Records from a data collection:
>>
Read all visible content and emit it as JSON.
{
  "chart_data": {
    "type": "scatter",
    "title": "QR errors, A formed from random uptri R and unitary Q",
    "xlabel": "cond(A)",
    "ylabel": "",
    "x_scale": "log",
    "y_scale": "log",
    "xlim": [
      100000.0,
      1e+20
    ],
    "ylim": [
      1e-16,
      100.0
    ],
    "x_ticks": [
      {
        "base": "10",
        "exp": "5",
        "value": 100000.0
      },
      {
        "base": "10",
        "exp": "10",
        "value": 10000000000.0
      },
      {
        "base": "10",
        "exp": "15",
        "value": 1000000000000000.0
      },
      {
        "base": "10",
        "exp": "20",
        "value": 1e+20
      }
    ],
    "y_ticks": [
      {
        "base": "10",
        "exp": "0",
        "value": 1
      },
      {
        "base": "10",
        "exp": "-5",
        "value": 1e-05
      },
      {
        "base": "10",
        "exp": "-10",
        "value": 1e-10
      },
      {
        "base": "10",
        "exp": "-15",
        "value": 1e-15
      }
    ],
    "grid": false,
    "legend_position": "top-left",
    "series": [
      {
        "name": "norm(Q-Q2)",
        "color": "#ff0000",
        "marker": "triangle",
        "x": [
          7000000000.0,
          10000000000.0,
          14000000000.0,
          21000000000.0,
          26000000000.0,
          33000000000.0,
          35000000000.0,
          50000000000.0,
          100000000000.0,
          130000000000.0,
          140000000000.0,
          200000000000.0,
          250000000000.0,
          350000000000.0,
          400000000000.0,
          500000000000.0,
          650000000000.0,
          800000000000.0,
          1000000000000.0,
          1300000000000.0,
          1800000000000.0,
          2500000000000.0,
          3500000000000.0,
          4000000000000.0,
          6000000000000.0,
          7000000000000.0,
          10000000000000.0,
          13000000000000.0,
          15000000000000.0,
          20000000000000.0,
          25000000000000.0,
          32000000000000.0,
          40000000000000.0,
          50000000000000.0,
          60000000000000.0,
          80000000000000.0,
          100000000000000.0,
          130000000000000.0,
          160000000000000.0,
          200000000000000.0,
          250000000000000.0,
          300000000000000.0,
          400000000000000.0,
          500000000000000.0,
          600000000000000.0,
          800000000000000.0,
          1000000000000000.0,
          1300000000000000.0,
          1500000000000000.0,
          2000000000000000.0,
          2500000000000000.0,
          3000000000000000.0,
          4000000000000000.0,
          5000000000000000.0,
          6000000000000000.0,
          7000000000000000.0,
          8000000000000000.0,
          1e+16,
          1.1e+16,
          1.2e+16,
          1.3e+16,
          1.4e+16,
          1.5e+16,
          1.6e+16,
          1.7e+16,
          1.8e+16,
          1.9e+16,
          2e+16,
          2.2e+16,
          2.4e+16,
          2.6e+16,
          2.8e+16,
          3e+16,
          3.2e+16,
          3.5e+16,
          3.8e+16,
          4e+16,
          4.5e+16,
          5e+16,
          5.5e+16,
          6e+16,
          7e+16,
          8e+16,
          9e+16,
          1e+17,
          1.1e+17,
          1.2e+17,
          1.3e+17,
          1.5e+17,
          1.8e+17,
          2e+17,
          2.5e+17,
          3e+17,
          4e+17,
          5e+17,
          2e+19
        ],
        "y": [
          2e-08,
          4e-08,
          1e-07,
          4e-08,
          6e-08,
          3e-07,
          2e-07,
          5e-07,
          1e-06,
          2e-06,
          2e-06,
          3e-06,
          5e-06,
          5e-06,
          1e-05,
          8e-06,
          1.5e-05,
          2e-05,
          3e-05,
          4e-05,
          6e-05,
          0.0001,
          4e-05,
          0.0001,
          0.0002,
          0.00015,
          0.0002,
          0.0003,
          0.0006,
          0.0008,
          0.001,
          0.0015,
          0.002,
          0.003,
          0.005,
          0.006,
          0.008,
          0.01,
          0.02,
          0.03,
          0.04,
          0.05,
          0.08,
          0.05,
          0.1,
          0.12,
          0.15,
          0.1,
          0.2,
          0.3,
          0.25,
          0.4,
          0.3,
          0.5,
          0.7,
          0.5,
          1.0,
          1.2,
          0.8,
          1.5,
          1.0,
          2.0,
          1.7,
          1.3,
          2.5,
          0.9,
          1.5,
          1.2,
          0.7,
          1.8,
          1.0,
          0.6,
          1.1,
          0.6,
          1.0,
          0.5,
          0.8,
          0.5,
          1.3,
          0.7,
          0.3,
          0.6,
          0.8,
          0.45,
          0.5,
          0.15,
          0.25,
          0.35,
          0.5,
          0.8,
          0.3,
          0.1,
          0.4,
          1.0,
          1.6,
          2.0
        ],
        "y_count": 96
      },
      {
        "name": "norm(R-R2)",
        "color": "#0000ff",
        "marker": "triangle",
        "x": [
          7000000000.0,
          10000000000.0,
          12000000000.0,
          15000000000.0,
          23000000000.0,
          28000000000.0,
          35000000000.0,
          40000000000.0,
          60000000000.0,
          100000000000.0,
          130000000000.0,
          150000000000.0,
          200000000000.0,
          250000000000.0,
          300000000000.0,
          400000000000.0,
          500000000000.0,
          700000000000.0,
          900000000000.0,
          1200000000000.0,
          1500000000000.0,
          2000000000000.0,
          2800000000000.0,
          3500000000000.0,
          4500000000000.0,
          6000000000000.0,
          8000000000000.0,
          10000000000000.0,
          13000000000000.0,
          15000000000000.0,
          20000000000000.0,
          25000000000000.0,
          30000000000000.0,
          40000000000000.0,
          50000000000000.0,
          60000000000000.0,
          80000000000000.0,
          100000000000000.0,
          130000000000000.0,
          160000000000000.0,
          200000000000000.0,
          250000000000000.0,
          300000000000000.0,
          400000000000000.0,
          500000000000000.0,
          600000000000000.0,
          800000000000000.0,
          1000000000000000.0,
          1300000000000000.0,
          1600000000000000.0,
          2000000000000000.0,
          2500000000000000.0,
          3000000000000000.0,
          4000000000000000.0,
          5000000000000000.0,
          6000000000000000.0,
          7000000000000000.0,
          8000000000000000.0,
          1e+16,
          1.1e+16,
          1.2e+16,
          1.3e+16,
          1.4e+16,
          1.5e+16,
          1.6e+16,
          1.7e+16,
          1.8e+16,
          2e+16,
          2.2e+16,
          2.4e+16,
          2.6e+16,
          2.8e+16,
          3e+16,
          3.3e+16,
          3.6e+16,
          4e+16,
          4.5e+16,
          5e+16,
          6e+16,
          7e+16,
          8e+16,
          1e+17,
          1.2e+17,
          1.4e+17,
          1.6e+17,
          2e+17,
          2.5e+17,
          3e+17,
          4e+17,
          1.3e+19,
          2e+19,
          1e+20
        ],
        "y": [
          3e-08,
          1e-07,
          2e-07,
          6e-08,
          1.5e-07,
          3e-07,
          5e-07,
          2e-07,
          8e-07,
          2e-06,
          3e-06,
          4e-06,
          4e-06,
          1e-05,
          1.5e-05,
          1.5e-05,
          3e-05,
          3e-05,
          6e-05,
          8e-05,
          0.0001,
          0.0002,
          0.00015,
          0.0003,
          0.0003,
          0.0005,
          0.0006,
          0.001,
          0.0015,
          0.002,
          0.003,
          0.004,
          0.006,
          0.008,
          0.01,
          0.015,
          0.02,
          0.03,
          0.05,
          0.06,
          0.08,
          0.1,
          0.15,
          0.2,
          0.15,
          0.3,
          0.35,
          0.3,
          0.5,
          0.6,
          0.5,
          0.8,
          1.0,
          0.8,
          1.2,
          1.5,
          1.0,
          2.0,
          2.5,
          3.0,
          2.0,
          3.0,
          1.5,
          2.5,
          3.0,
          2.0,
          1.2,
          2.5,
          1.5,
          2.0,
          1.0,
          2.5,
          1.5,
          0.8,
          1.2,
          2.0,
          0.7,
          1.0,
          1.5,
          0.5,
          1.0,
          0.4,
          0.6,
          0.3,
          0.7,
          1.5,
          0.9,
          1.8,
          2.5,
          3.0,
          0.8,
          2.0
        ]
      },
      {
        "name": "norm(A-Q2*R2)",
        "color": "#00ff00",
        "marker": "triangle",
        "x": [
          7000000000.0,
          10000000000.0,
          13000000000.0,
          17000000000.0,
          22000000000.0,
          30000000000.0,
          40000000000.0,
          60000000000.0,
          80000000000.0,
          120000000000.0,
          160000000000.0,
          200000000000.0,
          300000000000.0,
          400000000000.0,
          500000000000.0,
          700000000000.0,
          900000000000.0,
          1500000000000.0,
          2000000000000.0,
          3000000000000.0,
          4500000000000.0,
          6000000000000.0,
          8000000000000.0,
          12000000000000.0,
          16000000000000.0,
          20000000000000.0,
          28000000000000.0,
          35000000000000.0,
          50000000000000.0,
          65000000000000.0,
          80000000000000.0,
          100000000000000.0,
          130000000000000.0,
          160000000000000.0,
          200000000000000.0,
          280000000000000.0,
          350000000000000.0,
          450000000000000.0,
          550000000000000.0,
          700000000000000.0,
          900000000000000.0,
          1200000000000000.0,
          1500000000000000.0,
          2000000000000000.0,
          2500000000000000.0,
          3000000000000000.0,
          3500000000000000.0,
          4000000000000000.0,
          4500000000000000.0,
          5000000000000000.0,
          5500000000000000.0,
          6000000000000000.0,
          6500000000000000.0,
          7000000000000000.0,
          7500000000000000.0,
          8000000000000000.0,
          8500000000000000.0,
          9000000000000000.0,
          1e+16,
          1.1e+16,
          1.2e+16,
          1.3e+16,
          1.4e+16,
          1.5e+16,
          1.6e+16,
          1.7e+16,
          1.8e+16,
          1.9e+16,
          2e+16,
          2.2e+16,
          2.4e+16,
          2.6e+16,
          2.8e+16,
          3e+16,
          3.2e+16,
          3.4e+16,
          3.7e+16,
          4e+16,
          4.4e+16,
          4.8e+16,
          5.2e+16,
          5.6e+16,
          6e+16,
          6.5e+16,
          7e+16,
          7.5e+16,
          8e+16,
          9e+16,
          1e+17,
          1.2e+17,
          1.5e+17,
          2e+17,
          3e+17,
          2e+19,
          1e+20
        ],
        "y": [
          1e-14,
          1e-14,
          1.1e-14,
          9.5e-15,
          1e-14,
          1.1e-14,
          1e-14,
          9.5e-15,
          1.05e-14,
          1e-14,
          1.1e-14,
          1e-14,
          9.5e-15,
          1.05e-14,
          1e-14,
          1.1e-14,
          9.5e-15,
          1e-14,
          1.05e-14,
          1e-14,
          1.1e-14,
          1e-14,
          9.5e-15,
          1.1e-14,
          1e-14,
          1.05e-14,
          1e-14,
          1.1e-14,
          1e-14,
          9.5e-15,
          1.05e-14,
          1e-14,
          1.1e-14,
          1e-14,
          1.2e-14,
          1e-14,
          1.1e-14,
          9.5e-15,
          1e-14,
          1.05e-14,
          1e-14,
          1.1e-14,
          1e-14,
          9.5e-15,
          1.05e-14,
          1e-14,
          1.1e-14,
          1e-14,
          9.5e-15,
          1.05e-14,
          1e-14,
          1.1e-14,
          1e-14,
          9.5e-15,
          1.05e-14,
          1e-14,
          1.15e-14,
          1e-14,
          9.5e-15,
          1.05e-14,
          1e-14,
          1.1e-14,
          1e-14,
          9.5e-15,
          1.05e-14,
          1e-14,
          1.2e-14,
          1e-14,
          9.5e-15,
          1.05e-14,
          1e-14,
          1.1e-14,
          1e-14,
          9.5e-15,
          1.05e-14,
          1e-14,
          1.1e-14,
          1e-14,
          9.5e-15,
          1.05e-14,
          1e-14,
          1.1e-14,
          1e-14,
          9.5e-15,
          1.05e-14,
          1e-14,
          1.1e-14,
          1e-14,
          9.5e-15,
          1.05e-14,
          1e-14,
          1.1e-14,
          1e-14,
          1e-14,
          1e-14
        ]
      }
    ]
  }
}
<<
**Task instructions:**
From the entries above, select each line containing the string "value".

**Expected output:**
        "value": 100000.0
        "value": 10000000000.0
        "value": 1000000000000000.0
        "value": 1e+20
        "value": 1
        "value": 1e-05
        "value": 1e-10
        "value": 1e-15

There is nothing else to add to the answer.